Exercise aim
Retype the data that follows line by line, exactly, and leave its pictures out.

================

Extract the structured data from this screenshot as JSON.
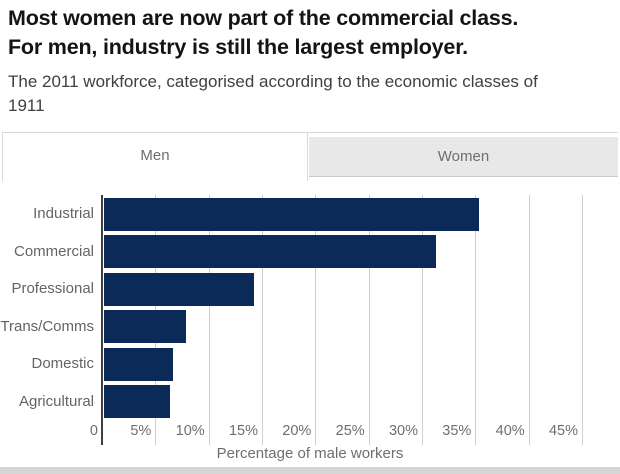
{
  "header": {
    "title_line1": "Most women are now part of the commercial class.",
    "title_line2": "For men, industry is still the largest employer.",
    "subtitle": "The 2011 workforce, categorised according to the economic classes of 1911"
  },
  "tabs": [
    {
      "label": "Men",
      "active": true
    },
    {
      "label": "Women",
      "active": false
    }
  ],
  "chart_data": {
    "type": "bar",
    "orientation": "horizontal",
    "title": "Most women are now part of the commercial class. For men, industry is still the largest employer.",
    "subtitle": "The 2011 workforce, categorised according to the economic classes of 1911",
    "categories": [
      "Industrial",
      "Commercial",
      "Professional",
      "Trans/Comms",
      "Domestic",
      "Agricultural"
    ],
    "values": [
      35.2,
      31.1,
      14.1,
      7.7,
      6.5,
      6.2
    ],
    "xlabel": "Percentage of male workers",
    "ylabel": "",
    "x_ticks": [
      "0",
      "5%",
      "10%",
      "15%",
      "20%",
      "25%",
      "30%",
      "35%",
      "40%",
      "45%"
    ],
    "x_tick_values": [
      0,
      5,
      10,
      15,
      20,
      25,
      30,
      35,
      40,
      45
    ],
    "xlim": [
      0,
      45
    ],
    "grid": true,
    "legend": "none",
    "colors": {
      "bar": "#0c2a58",
      "gridline": "#cfcfcf",
      "axis_line": "#3f3f3f"
    }
  }
}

================

Written solution
Extract the structured data from this screenshot as JSON.
{
  "header": {
    "title_line1": "Most women are now part of the commercial class.",
    "title_line2": "For men, industry is still the largest employer.",
    "subtitle": "The 2011 workforce, categorised according to the economic classes of 1911"
  },
  "tabs": [
    {
      "label": "Men",
      "active": true
    },
    {
      "label": "Women",
      "active": false
    }
  ],
  "chart_data": {
    "type": "bar",
    "orientation": "horizontal",
    "title": "Most women are now part of the commercial class. For men, industry is still the largest employer.",
    "subtitle": "The 2011 workforce, categorised according to the economic classes of 1911",
    "categories": [
      "Industrial",
      "Commercial",
      "Professional",
      "Trans/Comms",
      "Domestic",
      "Agricultural"
    ],
    "values": [
      35.2,
      31.1,
      14.1,
      7.7,
      6.5,
      6.2
    ],
    "xlabel": "Percentage of male workers",
    "ylabel": "",
    "x_ticks": [
      "0",
      "5%",
      "10%",
      "15%",
      "20%",
      "25%",
      "30%",
      "35%",
      "40%",
      "45%"
    ],
    "x_tick_values": [
      0,
      5,
      10,
      15,
      20,
      25,
      30,
      35,
      40,
      45
    ],
    "xlim": [
      0,
      45
    ],
    "grid": true,
    "legend": "none",
    "colors": {
      "bar": "#0c2a58",
      "gridline": "#cfcfcf",
      "axis_line": "#3f3f3f"
    }
  }
}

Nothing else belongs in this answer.